Exercice 1
Reproduisez à l'identique le passage de l'extrait sur la lecture publique qui va de « Le projet de loi consacre » jusqu'à « d'entreprises, établissements d'enseignement. » inclus.

Extrait
************
Ce plaidoyer pour la lecture publique revient à dire que toute solution juste ne peut être trouvée que dans des cohérences, des coopérations et une solidarité entre toutes les composantes de la chaîne du livre, de l'auteur au lecteur, en passant par l'éditeur et le libraire ; M. le rapporteur l'a bien souligné.
La bonne santé de la lecture publique conditionne la bonne santé du livre en général. Plus il y aura de livres lus, plus il y aura de livres vendus.
Aucune étude sérieuse et précise ne peut en effet affirmer que l'augmentation importante du nombre de prêts a engendré une baisse des ventes.
Je me félicite donc qu'un terrain d'entente ait pu être trouvé, symbolisé par le projet de loi dont nous avons à débattre aujourd'hui.
C'est un texte imparfait, certes - sa complexité a été relevée, - mais c'est un texte d'équilibre qui va dans le bon sens, en prenant en compte le fait que, si les auteurs ont des droits, les lecteurs aussi ont des droits.
Le projet de loi consacre la rémunération des droits pour les auteurs et éditeurs sur les prêts en bibliothèques publiques tout en instaurant pour les auteurs et traducteurs un financement de retraite complémentaire, jusqu'alors inexistant, et en améliorant leur statut.
Mais, plus important, ce progrès social est rendu possible, tout en pérennisant la gratuité du prêt des livres pour l'usager, en substituant au prêt payant initialement prévu un prêt payé faisant intervenir financièrement les différents acteurs et partenaires de la lecture publique : Etat, collectivités locales, comités d'entreprises, établissements d'enseignement.
************
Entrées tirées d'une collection
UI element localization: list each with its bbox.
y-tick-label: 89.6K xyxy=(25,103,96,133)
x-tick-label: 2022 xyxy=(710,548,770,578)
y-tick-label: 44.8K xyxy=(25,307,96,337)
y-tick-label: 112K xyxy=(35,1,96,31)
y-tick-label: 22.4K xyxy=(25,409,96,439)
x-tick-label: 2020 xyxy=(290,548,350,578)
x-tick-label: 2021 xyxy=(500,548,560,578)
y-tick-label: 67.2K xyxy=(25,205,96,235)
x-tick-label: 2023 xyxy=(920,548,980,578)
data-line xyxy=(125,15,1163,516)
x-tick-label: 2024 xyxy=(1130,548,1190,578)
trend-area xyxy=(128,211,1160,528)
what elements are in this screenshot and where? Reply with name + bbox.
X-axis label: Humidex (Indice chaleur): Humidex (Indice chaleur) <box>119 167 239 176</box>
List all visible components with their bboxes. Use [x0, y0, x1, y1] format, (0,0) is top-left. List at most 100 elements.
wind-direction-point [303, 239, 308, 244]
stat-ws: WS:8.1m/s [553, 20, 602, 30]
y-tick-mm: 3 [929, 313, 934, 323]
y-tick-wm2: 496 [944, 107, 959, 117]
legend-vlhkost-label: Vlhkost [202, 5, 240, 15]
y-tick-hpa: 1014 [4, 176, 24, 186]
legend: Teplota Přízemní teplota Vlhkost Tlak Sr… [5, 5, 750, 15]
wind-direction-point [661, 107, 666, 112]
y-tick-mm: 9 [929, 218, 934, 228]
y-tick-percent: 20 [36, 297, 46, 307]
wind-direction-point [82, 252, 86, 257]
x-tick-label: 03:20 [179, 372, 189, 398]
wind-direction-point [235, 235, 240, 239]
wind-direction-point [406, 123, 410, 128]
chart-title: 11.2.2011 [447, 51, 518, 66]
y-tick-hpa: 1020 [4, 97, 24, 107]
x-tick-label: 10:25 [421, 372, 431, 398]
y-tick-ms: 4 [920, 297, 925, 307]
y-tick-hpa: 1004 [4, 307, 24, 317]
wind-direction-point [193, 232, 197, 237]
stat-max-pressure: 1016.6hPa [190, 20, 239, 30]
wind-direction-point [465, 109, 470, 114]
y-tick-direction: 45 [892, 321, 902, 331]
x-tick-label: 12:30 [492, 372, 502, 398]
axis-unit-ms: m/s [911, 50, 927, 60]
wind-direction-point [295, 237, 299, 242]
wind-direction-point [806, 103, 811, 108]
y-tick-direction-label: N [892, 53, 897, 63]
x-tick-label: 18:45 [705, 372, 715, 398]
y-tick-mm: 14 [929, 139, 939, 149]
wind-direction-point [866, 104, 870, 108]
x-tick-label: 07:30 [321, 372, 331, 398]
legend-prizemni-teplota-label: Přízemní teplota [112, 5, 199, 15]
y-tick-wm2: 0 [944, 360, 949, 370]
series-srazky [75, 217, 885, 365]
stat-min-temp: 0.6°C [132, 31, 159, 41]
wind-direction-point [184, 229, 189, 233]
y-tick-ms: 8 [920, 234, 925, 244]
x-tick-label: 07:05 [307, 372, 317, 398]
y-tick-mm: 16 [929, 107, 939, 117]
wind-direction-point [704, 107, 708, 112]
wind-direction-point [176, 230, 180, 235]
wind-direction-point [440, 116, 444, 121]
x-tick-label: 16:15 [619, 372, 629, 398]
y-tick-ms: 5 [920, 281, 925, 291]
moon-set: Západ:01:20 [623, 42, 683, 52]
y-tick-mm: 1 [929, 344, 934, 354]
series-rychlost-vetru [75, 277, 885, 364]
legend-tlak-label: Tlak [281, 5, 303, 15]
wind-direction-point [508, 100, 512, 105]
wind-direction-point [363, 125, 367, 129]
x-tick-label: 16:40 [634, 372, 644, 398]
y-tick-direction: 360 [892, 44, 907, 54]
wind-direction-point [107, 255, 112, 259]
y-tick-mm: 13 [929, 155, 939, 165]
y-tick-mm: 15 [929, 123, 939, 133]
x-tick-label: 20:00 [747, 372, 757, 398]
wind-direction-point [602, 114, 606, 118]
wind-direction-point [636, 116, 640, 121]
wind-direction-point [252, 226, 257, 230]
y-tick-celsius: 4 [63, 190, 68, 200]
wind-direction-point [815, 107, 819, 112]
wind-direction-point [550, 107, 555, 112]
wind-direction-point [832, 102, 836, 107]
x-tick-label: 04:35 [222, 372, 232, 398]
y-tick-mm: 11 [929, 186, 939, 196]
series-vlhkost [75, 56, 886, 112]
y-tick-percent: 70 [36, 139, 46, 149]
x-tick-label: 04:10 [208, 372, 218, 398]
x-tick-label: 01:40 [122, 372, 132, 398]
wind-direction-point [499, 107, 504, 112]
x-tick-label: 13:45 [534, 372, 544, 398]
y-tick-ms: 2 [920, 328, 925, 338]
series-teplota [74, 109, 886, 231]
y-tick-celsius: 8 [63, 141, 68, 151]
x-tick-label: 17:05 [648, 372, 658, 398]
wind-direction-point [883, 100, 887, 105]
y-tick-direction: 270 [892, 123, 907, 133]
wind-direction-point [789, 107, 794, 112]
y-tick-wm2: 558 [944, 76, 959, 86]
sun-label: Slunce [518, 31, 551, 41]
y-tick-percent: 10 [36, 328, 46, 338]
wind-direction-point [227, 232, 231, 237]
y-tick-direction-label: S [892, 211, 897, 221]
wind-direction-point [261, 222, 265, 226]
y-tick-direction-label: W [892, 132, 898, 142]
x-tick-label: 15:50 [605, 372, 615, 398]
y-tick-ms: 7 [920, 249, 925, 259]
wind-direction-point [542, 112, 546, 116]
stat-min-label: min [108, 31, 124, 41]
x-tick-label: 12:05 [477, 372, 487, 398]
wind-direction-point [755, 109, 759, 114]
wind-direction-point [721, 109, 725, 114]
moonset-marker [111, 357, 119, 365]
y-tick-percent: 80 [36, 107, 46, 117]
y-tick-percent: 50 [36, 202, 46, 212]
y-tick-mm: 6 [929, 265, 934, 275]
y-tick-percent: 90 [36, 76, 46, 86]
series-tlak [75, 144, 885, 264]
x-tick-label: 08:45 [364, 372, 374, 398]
************
Exercice 2
Présentez sous forme de liste JSON de chaînes les lignes des enregistrements, depuis leur début jusqu'à la ligne contenant « y-tick-label: 67.2K xyxy=(25,205,96,235) » incluse, à raison d'une chaîne par ligne et sans les lignes vides.

Corrigé complet 1
Le projet de loi consacre la rémunération des droits pour les auteurs et éditeurs sur les prêts en bibliothèques publiques tout en instaurant pour les auteurs et traducteurs un financement de retraite complémentaire, jusqu'alors inexistant, et en améliorant leur statut.
Mais, plus important, ce progrès social est rendu possible, tout en pérennisant la gratuité du prêt des livres pour l'usager, en substituant au prêt payant initialement prévu un prêt payé faisant intervenir financièrement les différents acteurs et partenaires de la lecture publique : Etat, collectivités locales, comités d'entreprises, établissements d'enseignement.

Corrigé complet 2
[
  "UI element localization: list each with its bbox.",
  "y-tick-label: 89.6K xyxy=(25,103,96,133)",
  "x-tick-label: 2022 xyxy=(710,548,770,578)",
  "y-tick-label: 44.8K xyxy=(25,307,96,337)",
  "y-tick-label: 112K xyxy=(35,1,96,31)",
  "y-tick-label: 22.4K xyxy=(25,409,96,439)",
  "x-tick-label: 2020 xyxy=(290,548,350,578)",
  "x-tick-label: 2021 xyxy=(500,548,560,578)",
  "y-tick-label: 67.2K xyxy=(25,205,96,235)"
]